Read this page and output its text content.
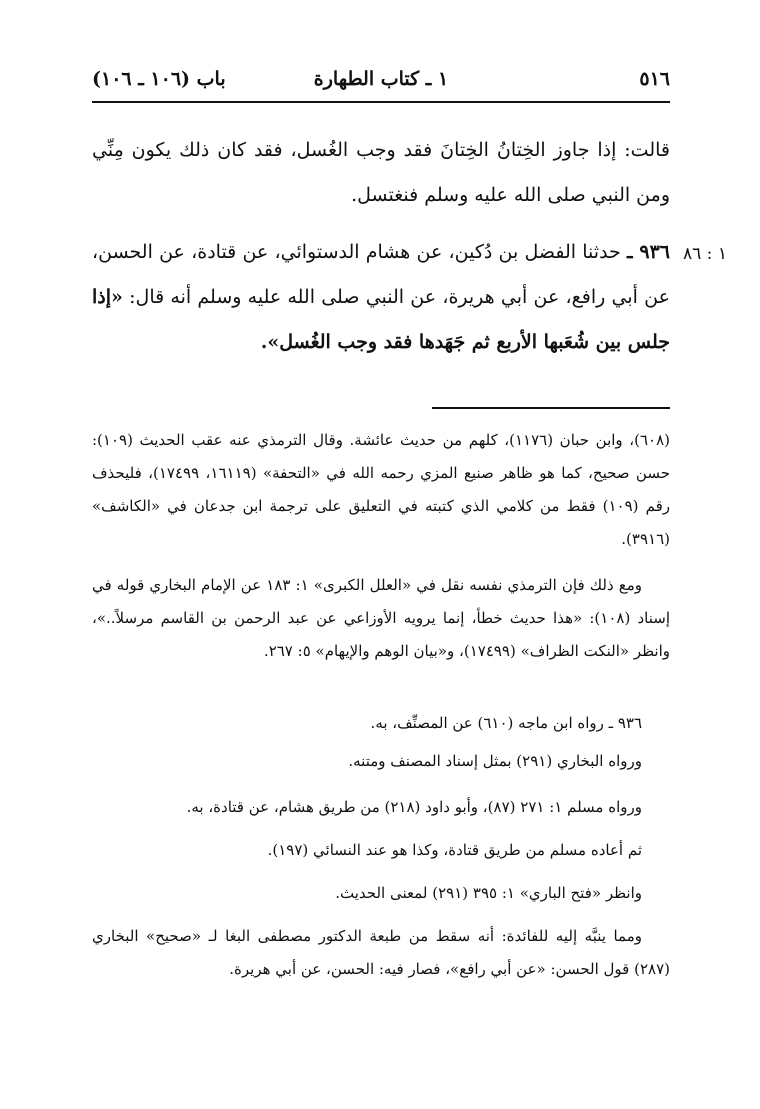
٥١٦
١ ـ كتاب الطهارة
باب (١٠٦ ـ ١٠٦)
قالت: إذا جاوز الخِتانُ الخِتانَ فقد وجب الغُسل، فقد كان ذلك يكون مِنِّي ومن النبي صلى الله عليه وسلم فنغتسل.
١ : ٨٦
٩٣٦ ـ حدثنا الفضل بن دُكين، عن هشام الدستوائي، عن قتادة، عن الحسن، عن أبي رافع، عن أبي هريرة، عن النبي صلى الله عليه وسلم أنه قال: «إذا جلس بين شُعَبها الأربع ثم جَهَدها فقد وجب الغُسل».
(٦٠٨)، وابن حبان (١١٧٦)، كلهم من حديث عائشة. وقال الترمذي عنه عقب الحديث (١٠٩): حسن صحيح، كما هو ظاهر صنيع المزي رحمه الله في «التحفة» (١٦١١٩، ١٧٤٩٩)، فليحذف رقم (١٠٩) فقط من كلامي الذي كتبته في التعليق على ترجمة ابن جدعان في «الكاشف» (٣٩١٦).
ومع ذلك فإن الترمذي نفسه نقل في «العلل الكبرى» ١: ١٨٣ عن الإمام البخاري قوله في إسناد (١٠٨): «هذا حديث خطأ، إنما يرويه الأوزاعي عن عبد الرحمن بن القاسم مرسلاً..»، وانظر «النكت الظراف» (١٧٤٩٩)، و«بيان الوهم والإيهام» ٥: ٢٦٧.
٩٣٦ ـ رواه ابن ماجه (٦١٠) عن المصنِّف، به.
ورواه البخاري (٢٩١) بمثل إسناد المصنف ومتنه.
ورواه مسلم ١: ٢٧١ (٨٧)، وأبو داود (٢١٨) من طريق هشام، عن قتادة، به.
ثم أعاده مسلم من طريق قتادة، وكذا هو عند النسائي (١٩٧).
وانظر «فتح الباري» ١: ٣٩٥ (٢٩١) لمعنى الحديث.
ومما ينبَّه إليه للفائدة: أنه سقط من طبعة الدكتور مصطفى البغا لـ «صحيح» البخاري (٢٨٧) قول الحسن: «عن أبي رافع»، فصار فيه: الحسن، عن أبي هريرة.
____
Work required: From the material above, copy each line that includes the word "رافع".

Answer below:
٩٣٦ ـ حدثنا الفضل بن دُكين، عن هشام الدستوائي، عن قتادة، عن الحسن، عن أبي رافع، عن أبي هريرة، عن النبي صلى الله عليه وسلم أنه قال: «إذا جلس بين شُعَبها الأربع ثم جَهَدها فقد وجب الغُسل».
ومما ينبَّه إليه للفائدة: أنه سقط من طبعة الدكتور مصطفى البغا لـ «صحيح» البخاري (٢٨٧) قول الحسن: «عن أبي رافع»، فصار فيه: الحسن، عن أبي هريرة.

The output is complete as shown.